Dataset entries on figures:
BEGIN
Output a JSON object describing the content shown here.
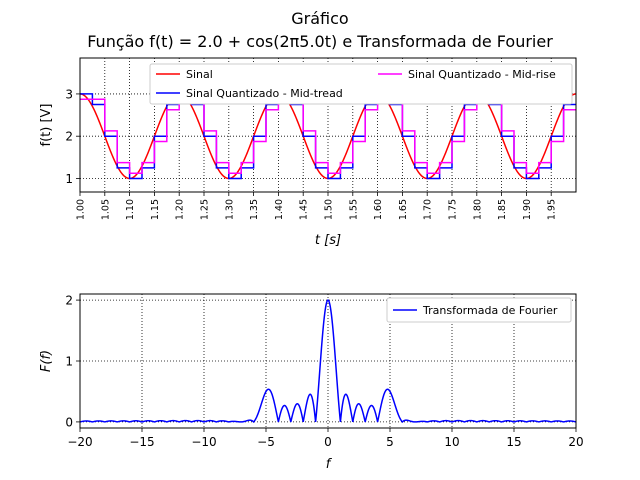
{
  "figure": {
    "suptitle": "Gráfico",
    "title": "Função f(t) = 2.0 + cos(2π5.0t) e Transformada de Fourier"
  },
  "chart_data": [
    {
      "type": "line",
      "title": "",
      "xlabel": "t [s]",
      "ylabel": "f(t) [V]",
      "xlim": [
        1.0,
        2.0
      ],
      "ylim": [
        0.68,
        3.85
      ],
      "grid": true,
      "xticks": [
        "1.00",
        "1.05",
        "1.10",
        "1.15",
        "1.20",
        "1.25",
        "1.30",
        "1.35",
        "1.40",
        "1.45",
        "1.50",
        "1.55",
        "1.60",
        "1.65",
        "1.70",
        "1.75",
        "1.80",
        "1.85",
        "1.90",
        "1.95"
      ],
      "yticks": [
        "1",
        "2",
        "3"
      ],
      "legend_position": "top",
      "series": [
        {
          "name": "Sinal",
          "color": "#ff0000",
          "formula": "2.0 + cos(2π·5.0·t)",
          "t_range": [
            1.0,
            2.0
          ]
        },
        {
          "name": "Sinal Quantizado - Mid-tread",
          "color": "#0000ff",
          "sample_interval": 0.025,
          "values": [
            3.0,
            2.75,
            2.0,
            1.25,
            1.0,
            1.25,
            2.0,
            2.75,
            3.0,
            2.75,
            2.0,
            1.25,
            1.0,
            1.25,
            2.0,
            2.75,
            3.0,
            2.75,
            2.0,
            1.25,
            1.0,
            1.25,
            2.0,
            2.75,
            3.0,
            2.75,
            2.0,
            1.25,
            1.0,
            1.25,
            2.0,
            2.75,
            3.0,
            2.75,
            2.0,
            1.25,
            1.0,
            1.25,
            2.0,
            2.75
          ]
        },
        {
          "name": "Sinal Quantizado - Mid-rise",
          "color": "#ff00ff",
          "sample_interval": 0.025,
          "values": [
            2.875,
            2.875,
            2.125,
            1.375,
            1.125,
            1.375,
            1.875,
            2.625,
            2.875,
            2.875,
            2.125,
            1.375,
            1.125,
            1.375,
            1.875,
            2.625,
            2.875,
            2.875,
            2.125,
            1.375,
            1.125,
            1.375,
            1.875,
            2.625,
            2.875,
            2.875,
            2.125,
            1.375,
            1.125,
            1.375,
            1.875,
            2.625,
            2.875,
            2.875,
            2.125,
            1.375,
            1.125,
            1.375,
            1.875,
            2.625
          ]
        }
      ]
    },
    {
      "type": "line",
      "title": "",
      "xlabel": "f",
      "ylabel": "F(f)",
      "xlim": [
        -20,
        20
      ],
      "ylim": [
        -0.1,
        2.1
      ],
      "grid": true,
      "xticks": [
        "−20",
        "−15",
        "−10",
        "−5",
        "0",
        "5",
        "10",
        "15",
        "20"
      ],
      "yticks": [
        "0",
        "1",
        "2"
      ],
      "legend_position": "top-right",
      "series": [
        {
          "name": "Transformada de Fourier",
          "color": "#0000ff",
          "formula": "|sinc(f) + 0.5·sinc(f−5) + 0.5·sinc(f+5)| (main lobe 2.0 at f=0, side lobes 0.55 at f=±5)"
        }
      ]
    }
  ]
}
END
BEGIN
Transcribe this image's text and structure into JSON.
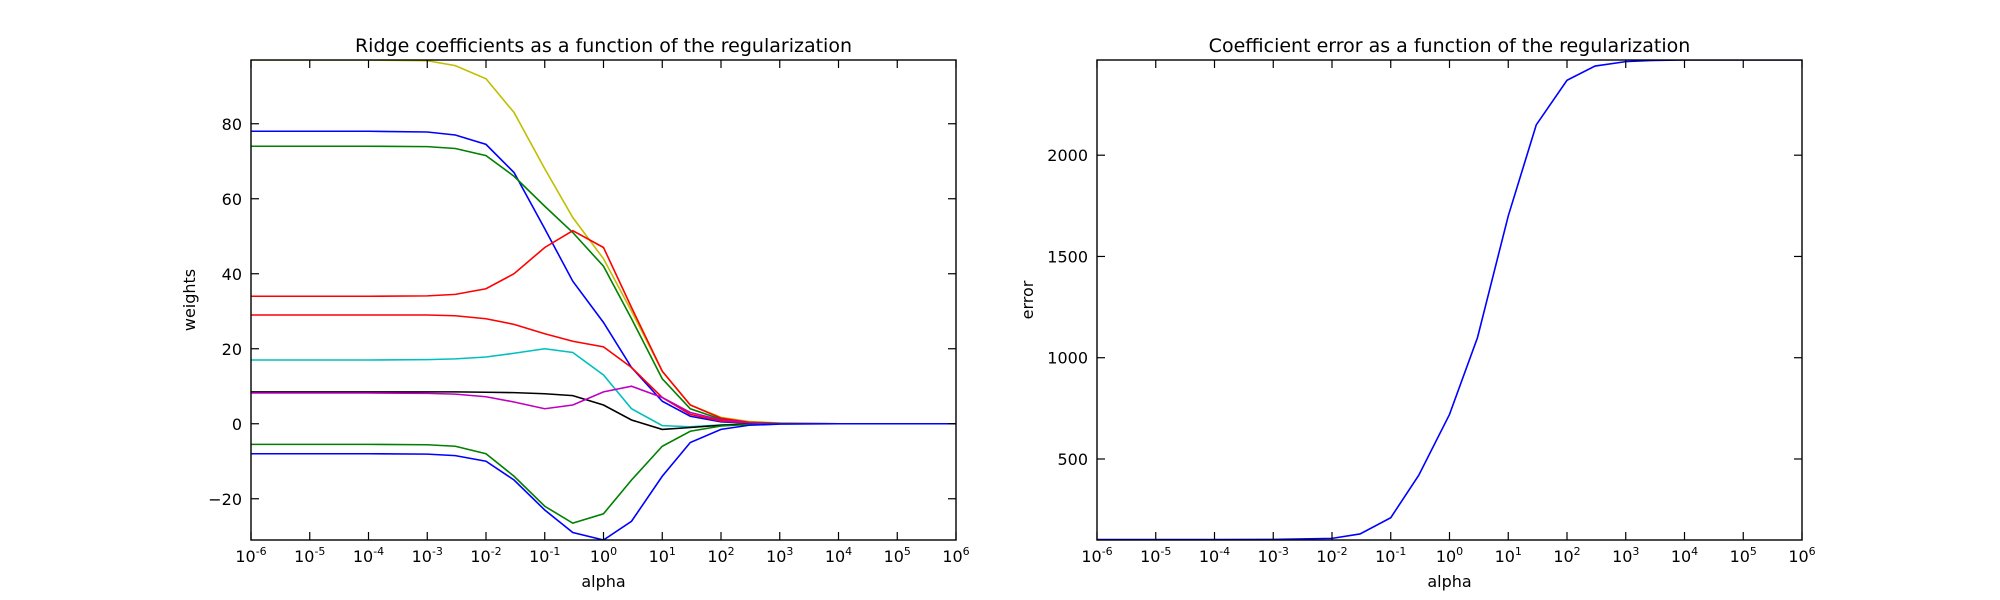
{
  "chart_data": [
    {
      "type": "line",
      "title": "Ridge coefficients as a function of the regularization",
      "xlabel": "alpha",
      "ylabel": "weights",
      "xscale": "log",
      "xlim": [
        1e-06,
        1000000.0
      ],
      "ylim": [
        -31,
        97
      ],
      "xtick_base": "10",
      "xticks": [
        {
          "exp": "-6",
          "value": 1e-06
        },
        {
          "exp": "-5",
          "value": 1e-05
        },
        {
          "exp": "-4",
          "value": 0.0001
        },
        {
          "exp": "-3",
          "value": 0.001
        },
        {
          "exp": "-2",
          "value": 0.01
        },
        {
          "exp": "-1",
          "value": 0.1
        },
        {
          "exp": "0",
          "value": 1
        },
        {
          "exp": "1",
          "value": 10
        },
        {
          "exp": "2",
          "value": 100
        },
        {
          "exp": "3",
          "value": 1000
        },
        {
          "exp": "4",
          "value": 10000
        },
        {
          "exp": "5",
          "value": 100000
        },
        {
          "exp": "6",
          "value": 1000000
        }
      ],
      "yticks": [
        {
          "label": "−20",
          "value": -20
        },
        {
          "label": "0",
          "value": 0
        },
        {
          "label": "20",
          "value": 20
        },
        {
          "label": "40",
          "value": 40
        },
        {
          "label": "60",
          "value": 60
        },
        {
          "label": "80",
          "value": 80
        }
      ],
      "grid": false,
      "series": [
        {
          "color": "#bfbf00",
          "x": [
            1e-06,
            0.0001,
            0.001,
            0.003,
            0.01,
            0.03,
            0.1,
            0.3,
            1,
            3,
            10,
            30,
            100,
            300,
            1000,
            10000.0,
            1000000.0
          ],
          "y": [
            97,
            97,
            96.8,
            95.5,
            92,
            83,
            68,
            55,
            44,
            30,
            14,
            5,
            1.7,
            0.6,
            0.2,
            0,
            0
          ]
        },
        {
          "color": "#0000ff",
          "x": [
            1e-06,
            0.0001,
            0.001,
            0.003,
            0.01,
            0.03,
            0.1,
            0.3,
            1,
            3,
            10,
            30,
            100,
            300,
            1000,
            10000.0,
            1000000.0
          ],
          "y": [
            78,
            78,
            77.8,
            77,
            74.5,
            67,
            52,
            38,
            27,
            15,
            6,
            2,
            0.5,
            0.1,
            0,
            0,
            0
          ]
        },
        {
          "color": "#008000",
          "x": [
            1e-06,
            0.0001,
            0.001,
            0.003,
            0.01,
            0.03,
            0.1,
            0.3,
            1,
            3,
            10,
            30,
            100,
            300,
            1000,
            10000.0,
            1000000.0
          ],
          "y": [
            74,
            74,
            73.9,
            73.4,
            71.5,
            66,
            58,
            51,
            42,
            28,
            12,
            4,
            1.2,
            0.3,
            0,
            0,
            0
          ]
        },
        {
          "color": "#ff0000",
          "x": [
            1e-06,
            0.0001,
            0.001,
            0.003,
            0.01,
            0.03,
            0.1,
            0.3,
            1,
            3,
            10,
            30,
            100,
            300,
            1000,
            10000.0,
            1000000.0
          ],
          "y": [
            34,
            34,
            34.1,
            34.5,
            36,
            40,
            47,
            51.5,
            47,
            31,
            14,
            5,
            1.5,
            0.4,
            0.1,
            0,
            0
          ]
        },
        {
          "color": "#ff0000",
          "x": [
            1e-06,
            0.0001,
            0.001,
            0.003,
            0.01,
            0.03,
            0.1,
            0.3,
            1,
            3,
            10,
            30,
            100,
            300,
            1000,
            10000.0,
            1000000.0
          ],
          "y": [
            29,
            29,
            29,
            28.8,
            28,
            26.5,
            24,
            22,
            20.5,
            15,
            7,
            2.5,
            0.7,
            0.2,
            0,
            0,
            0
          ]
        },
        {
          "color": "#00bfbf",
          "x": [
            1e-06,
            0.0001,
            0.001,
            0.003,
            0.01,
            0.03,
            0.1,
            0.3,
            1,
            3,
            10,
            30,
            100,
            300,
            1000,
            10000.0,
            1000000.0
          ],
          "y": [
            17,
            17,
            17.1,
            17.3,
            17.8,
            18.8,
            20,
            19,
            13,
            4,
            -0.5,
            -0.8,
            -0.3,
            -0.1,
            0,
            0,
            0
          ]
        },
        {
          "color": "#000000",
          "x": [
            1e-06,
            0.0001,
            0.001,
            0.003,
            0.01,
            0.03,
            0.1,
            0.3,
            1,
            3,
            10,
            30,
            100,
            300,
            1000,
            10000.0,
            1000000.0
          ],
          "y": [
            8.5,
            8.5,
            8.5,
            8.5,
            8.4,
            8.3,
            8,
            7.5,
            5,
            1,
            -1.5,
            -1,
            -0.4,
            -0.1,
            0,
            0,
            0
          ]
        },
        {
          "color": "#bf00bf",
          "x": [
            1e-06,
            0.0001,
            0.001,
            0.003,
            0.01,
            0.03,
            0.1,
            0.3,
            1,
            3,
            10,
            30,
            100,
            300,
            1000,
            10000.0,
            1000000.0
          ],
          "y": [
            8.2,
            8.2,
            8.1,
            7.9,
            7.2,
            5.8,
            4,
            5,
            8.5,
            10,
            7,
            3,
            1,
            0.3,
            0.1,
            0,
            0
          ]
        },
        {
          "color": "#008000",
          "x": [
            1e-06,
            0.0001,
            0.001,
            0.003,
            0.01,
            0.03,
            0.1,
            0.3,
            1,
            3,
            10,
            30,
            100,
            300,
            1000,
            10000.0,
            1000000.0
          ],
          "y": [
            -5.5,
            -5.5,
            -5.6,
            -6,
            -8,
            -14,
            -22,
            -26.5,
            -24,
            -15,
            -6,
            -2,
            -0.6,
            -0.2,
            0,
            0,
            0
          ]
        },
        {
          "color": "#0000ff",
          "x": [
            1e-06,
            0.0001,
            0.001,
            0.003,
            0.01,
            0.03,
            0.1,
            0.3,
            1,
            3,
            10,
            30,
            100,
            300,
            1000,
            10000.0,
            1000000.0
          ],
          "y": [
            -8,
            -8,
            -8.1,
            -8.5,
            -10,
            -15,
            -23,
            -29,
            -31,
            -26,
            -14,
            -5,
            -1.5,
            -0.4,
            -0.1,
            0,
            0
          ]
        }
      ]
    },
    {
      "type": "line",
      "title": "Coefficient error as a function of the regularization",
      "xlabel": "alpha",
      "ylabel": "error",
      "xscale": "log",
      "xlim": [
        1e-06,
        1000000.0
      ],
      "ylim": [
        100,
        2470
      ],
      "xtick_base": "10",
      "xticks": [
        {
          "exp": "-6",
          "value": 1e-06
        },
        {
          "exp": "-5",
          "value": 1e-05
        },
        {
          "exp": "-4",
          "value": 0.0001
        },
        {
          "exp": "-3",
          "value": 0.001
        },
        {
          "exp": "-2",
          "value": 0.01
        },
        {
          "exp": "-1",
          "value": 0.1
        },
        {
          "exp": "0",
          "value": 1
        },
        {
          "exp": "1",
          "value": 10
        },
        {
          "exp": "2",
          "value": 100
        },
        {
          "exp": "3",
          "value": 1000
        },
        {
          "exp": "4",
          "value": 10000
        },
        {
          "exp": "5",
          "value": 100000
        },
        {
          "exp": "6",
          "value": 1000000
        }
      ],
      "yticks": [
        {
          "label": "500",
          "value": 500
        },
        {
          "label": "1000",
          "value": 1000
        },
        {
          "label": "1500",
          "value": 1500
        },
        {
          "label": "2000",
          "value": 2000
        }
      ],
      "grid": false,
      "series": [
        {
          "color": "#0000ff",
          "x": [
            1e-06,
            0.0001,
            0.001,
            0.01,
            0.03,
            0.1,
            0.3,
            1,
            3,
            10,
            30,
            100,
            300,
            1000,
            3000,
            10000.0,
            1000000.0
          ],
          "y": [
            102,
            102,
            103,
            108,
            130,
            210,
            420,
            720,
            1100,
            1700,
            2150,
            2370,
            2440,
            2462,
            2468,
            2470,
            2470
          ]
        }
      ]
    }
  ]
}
END
» **GIVEN TASK**
Using the data above, say how many lines include "Sinal". No other reply is needed.

» **ANSWER TO THE TASK**
3